§ **WHAT THE TASK REQUIRES**
Give the count of lines in the data that include "color", with no other words.

[Saved entries]
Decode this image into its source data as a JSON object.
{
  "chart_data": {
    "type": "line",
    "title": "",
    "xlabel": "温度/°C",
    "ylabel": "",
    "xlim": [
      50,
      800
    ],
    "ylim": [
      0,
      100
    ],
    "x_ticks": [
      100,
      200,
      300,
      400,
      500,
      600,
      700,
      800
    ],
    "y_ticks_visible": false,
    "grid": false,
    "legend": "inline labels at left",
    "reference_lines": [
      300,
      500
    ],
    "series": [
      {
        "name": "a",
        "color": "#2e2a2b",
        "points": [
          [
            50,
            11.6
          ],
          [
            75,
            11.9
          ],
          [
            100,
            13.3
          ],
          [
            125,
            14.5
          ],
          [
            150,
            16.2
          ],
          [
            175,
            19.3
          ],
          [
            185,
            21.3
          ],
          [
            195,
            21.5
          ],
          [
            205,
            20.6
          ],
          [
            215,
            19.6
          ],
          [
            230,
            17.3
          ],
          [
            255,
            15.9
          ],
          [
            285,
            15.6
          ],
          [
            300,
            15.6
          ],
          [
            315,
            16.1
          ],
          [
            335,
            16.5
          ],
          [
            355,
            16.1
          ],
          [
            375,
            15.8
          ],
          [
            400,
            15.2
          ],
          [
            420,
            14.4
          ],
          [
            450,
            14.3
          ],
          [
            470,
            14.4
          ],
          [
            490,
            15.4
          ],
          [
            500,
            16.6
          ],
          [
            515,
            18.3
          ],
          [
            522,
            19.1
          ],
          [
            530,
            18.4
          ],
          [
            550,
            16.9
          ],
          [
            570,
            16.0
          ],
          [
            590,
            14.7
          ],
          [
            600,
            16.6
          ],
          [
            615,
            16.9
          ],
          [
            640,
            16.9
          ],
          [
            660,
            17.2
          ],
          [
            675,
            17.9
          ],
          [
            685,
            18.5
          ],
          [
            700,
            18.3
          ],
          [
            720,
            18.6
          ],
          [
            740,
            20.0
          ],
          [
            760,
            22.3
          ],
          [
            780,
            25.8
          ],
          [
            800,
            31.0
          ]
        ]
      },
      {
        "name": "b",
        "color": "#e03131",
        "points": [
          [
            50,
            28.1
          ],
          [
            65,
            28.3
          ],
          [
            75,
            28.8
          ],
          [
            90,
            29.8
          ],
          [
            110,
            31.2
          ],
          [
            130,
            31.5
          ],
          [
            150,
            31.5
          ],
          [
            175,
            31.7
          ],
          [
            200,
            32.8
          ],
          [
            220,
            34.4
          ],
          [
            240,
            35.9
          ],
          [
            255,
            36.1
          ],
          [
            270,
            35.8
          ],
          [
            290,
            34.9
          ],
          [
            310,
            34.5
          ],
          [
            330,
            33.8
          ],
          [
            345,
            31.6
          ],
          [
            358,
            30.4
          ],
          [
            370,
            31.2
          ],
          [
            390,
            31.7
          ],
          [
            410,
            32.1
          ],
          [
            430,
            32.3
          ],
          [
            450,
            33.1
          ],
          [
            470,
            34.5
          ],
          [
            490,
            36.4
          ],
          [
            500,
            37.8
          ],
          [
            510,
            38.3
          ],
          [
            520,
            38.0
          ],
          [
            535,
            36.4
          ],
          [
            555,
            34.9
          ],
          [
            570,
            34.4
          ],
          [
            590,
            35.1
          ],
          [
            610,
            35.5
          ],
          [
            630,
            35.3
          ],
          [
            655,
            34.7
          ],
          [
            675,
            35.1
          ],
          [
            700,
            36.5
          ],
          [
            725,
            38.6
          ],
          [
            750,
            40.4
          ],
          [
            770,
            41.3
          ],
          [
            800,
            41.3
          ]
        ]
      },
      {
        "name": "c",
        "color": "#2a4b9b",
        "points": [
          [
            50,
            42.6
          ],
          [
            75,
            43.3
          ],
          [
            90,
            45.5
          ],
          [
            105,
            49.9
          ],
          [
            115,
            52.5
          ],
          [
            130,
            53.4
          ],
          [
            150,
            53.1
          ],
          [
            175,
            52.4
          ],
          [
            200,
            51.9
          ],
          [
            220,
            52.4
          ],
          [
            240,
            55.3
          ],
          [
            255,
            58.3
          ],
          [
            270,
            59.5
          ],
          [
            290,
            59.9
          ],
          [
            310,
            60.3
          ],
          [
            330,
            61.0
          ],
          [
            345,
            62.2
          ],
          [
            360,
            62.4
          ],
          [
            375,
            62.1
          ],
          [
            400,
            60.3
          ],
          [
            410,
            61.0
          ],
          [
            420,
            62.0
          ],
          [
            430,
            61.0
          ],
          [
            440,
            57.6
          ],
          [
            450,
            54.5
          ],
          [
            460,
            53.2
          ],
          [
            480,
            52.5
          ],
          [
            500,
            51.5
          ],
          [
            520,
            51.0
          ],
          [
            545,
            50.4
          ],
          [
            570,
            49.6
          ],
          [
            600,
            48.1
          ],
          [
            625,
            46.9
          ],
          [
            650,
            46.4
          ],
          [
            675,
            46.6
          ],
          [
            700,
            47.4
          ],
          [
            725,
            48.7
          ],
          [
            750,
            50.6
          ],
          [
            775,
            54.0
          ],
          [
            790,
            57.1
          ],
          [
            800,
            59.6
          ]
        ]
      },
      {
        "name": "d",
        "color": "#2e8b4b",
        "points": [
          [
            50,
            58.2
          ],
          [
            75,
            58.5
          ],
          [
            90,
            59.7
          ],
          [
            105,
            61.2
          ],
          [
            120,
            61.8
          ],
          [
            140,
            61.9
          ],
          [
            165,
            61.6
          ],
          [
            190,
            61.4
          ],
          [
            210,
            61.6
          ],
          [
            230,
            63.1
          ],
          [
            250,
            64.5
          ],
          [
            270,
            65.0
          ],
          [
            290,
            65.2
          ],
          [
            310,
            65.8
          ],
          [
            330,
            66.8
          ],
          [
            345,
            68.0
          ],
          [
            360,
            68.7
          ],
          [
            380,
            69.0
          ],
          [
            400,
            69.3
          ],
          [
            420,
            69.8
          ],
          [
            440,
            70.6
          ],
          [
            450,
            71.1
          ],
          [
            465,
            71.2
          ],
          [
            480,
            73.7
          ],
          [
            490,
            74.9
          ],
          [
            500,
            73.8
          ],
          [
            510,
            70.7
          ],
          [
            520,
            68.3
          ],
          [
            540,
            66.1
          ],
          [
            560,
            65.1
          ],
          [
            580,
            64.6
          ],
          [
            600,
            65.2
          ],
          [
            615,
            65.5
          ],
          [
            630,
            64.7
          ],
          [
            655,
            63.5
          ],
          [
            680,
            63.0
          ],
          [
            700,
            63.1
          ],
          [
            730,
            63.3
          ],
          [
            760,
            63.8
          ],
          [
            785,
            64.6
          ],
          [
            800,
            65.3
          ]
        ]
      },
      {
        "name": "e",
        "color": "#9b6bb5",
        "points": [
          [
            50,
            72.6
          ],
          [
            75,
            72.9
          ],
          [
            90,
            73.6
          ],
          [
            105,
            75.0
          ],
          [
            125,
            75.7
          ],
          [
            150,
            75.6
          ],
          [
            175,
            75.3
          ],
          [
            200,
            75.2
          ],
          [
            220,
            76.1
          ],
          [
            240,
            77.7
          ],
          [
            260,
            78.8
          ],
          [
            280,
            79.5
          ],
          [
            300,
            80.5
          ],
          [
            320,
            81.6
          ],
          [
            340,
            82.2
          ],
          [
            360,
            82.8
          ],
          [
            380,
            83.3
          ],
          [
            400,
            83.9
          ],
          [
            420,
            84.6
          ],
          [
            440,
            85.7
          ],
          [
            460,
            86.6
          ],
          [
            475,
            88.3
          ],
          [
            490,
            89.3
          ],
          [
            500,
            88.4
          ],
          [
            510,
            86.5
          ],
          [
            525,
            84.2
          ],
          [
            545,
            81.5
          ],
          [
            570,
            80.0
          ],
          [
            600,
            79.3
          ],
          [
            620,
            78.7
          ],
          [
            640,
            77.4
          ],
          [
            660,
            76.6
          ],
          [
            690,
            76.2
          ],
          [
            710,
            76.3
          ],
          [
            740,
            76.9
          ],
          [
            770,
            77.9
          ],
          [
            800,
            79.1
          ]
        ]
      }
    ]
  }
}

§ **EXERCISE ANSWER**
5